Using the data below, tally the lines that include the string "developer". Only the number is wanted.
# Data rows start
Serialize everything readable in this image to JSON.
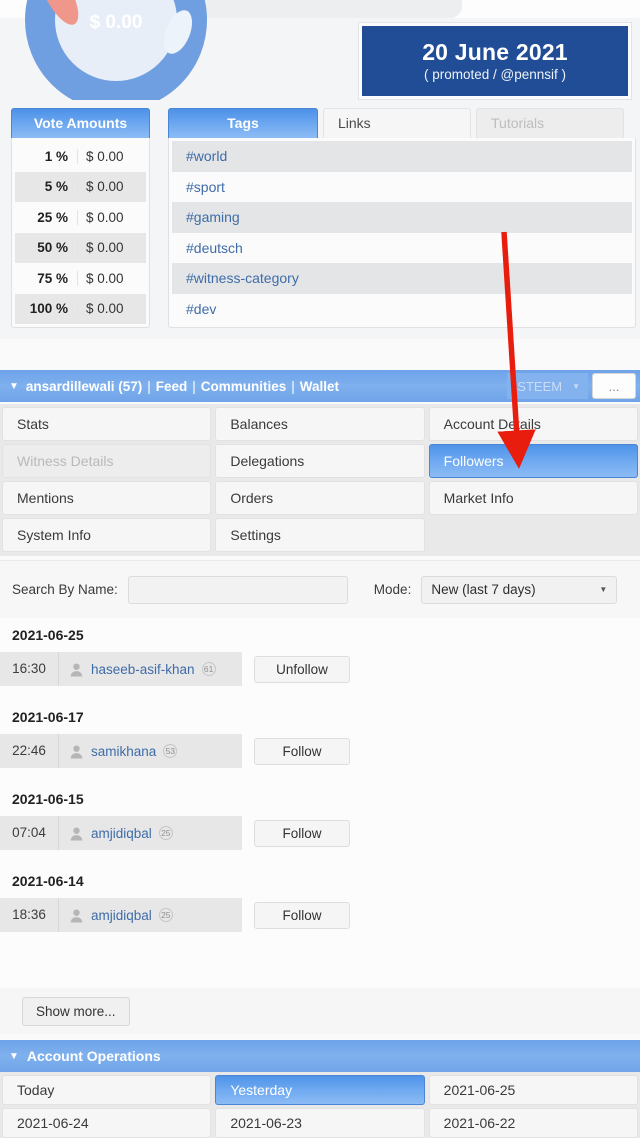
{
  "promo": {
    "date": "20 June 2021",
    "subtitle": "( promoted / @pennsif )"
  },
  "donut": {
    "center_label": "$ 0.00"
  },
  "vote_amounts": {
    "title": "Vote Amounts",
    "rows": [
      {
        "percent": "1 %",
        "amount": "$ 0.00"
      },
      {
        "percent": "5 %",
        "amount": "$ 0.00"
      },
      {
        "percent": "25 %",
        "amount": "$ 0.00"
      },
      {
        "percent": "50 %",
        "amount": "$ 0.00"
      },
      {
        "percent": "75 %",
        "amount": "$ 0.00"
      },
      {
        "percent": "100 %",
        "amount": "$ 0.00"
      }
    ]
  },
  "tags_panel": {
    "tabs": [
      {
        "label": "Tags",
        "state": "active"
      },
      {
        "label": "Links",
        "state": "normal"
      },
      {
        "label": "Tutorials",
        "state": "disabled"
      }
    ],
    "tags": [
      "#world",
      "#sport",
      "#gaming",
      "#deutsch",
      "#witness-category",
      "#dev"
    ]
  },
  "account_bar": {
    "caret": "caret-down-icon",
    "username": "ansardillewali (57)",
    "sep": "|",
    "links": [
      "Feed",
      "Communities",
      "Wallet"
    ],
    "currency": "STEEM",
    "more_label": "..."
  },
  "tab_grid": [
    {
      "label": "Stats",
      "state": "normal"
    },
    {
      "label": "Balances",
      "state": "normal"
    },
    {
      "label": "Account Details",
      "state": "normal"
    },
    {
      "label": "Witness Details",
      "state": "disabled"
    },
    {
      "label": "Delegations",
      "state": "normal"
    },
    {
      "label": "Followers",
      "state": "active"
    },
    {
      "label": "Mentions",
      "state": "normal"
    },
    {
      "label": "Orders",
      "state": "normal"
    },
    {
      "label": "Market Info",
      "state": "normal"
    },
    {
      "label": "System Info",
      "state": "normal"
    },
    {
      "label": "Settings",
      "state": "normal"
    },
    {
      "label": "",
      "state": "empty"
    }
  ],
  "search": {
    "label": "Search By Name:",
    "value": "",
    "placeholder": "",
    "mode_label": "Mode:",
    "mode_value": "New (last 7 days)"
  },
  "followers": {
    "groups": [
      {
        "date": "2021-06-25",
        "rows": [
          {
            "time": "16:30",
            "name": "haseeb-asif-khan",
            "rep": "61",
            "action": "Unfollow"
          }
        ]
      },
      {
        "date": "2021-06-17",
        "rows": [
          {
            "time": "22:46",
            "name": "samikhana",
            "rep": "53",
            "action": "Follow"
          }
        ]
      },
      {
        "date": "2021-06-15",
        "rows": [
          {
            "time": "07:04",
            "name": "amjidiqbal",
            "rep": "25",
            "action": "Follow"
          }
        ]
      },
      {
        "date": "2021-06-14",
        "rows": [
          {
            "time": "18:36",
            "name": "amjidiqbal",
            "rep": "25",
            "action": "Follow"
          }
        ]
      }
    ],
    "show_more": "Show more..."
  },
  "account_operations": {
    "title": "Account Operations",
    "caret": "caret-down-icon",
    "cells": [
      {
        "label": "Today",
        "state": "normal"
      },
      {
        "label": "Yesterday",
        "state": "active"
      },
      {
        "label": "2021-06-25",
        "state": "normal"
      },
      {
        "label": "2021-06-24",
        "state": "normal"
      },
      {
        "label": "2021-06-23",
        "state": "normal"
      },
      {
        "label": "2021-06-22",
        "state": "normal"
      }
    ]
  },
  "colors": {
    "accent_blue": "#6fa4e9",
    "tab_active_blue": "#4e93e9",
    "promo_navy": "#204d96",
    "link_blue": "#3f6ca8",
    "annotation_red": "#e81d0d"
  }
}
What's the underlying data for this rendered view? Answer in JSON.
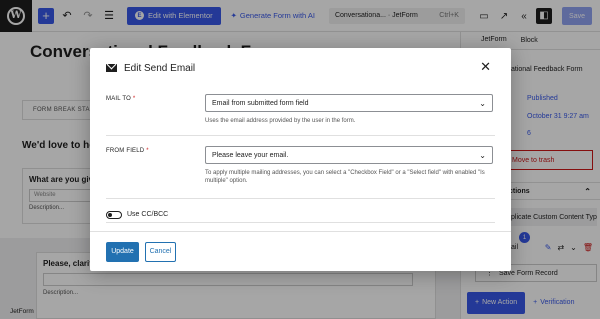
{
  "toolbar": {
    "elementor_label": "Edit with Elementor",
    "generate_label": "Generate Form with AI",
    "doc_title": "Conversationa... · JetForm",
    "shortcut": "Ctrl+K",
    "save_label": "Save"
  },
  "canvas": {
    "page_title": "Conversational Feedback F",
    "form_break": "FORM BREAK STAR",
    "love_text": "We'd love to hea",
    "question1": "What are you giv",
    "question1_placeholder": "Website",
    "question1_desc": "Description...",
    "question2": "Please, clarif",
    "question2_desc": "Description...",
    "breadcrumb": "JetForm"
  },
  "sidebar": {
    "tab_jetform": "JetForm",
    "tab_block": "Block",
    "form_name": "ational Feedback Form",
    "status": "Published",
    "date": "October 31 9:27 am",
    "count": "6",
    "trash_label": "Move to trash",
    "section_title": "ctions",
    "duplicate_label": "plicate Custom Content Type",
    "mail_label": "ail",
    "badge_count": "1",
    "save_record_label": "Save Form Record",
    "new_action_label": "New Action",
    "verification_label": "Verification"
  },
  "modal": {
    "title": "Edit Send Email",
    "mail_to_label": "MAIL TO",
    "mail_to_value": "Email from submitted form field",
    "mail_to_help": "Uses the email address provided by the user in the form.",
    "from_field_label": "FROM FIELD",
    "from_field_value": "Please leave your email.",
    "from_field_help": "To apply multiple mailing addresses, you can select a \"Checkbox Field\" or a \"Select field\" with enabled \"Is multiple\" option.",
    "cc_label": "Use CC/BCC",
    "update_label": "Update",
    "cancel_label": "Cancel"
  },
  "colors": {
    "accent": "#3858e9",
    "primary_button": "#2271b1",
    "danger": "#cc1818",
    "success": "#007017"
  }
}
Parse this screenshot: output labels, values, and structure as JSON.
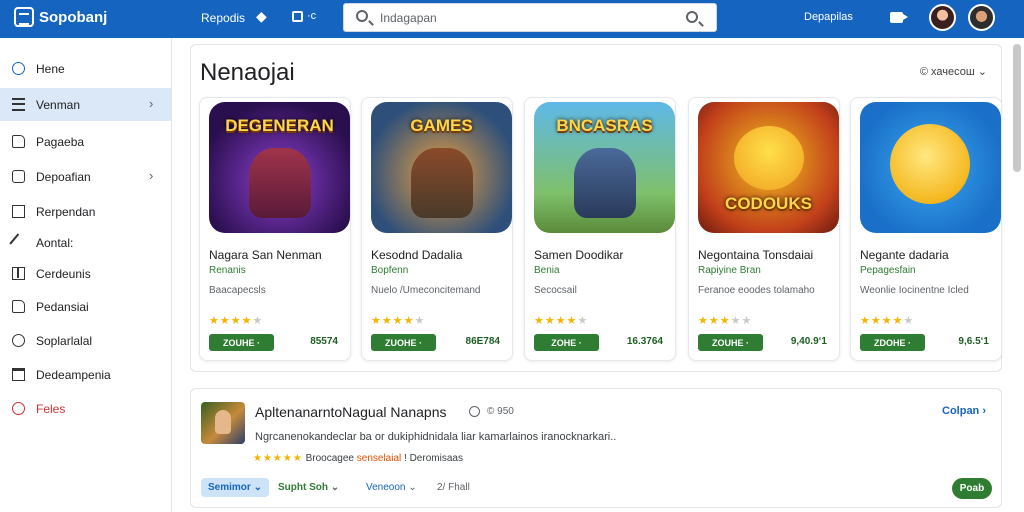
{
  "header": {
    "app_name": "Sopobanj",
    "nav_link": "Repodis",
    "tool_label": "·c",
    "search_placeholder": "Indagapan",
    "right_link": "Depapilas"
  },
  "sidebar": {
    "items": [
      {
        "label": "Hene",
        "icon": "home-icon"
      },
      {
        "label": "Venman",
        "icon": "list-icon",
        "active": true,
        "chevron": true
      },
      {
        "label": "Pagaeba",
        "icon": "document-icon"
      },
      {
        "label": "Depoafian",
        "icon": "bag-icon",
        "chevron": true
      },
      {
        "label": "Rerpendan",
        "icon": "box-icon"
      },
      {
        "label": "Aontal:",
        "icon": "pen-icon"
      },
      {
        "label": "Cerdeunis",
        "icon": "grid-icon"
      },
      {
        "label": "Pedansiai",
        "icon": "ring-icon"
      },
      {
        "label": "Soplarlalal",
        "icon": "settings-icon"
      },
      {
        "label": "Dedeampenia",
        "icon": "calendar-icon"
      },
      {
        "label": "Feles",
        "icon": "bug-icon",
        "danger": true
      }
    ]
  },
  "section": {
    "title": "Nenaojai",
    "sort_label": "© хачесош"
  },
  "cards": [
    {
      "art_text": "DEGENERAN",
      "title": "Nagara San Nenman",
      "developer": "Renanis",
      "category": "Baacapecsls",
      "stars": 4,
      "button": "ZOUHE ·",
      "price": "85574"
    },
    {
      "art_text": "GAMES",
      "title": "Kesodnd Dadalia",
      "developer": "Bopfenn",
      "category": "Nuelo /Umeconcitemand",
      "stars": 4,
      "button": "ZUOHE ·",
      "price": "86E784"
    },
    {
      "art_text": "BNCASRAS",
      "title": "Samen Doodikar",
      "developer": "Benia",
      "category": "Secocsail",
      "stars": 4,
      "button": "ZOHE ·",
      "price": "16.3764"
    },
    {
      "art_text": "CODOUKS",
      "title": "Negontaina Tonsdaiai",
      "developer": "Rapiyine Bran",
      "category": "Feranoe eoodes tolamaho",
      "stars": 3,
      "button": "ZOUHE ·",
      "price": "9,40.9‘1"
    },
    {
      "art_text": "",
      "title": "Negante dadaria",
      "developer": "Pepagesfain",
      "category": "Weonlie Iocinentne Icled",
      "stars": 4,
      "button": "ZDOHE ·",
      "price": "9,6.5‘1"
    }
  ],
  "featured": {
    "title": "ApltenanarntoNagual Nanapns",
    "badge": "© 950",
    "link": "Colpan",
    "description": "Ngrcanenokandeclar ba or dukiphidnidala liar kamarlainos iranocknarkari..",
    "rating_text": "Broocagee",
    "rating_highlight": "senselaial",
    "rating_suffix": "! Deromisaas",
    "chips": [
      "Semimor",
      "Supht Soh",
      "Veneoon"
    ],
    "count": "2/ Fhall",
    "button": "Poab"
  },
  "colors": {
    "topbar": "#1565c0",
    "accent_green": "#2e7d32",
    "star": "#f4b400",
    "danger": "#d32f2f",
    "active_bg": "#dbe8f8"
  }
}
# Data rows end
Result ▸
5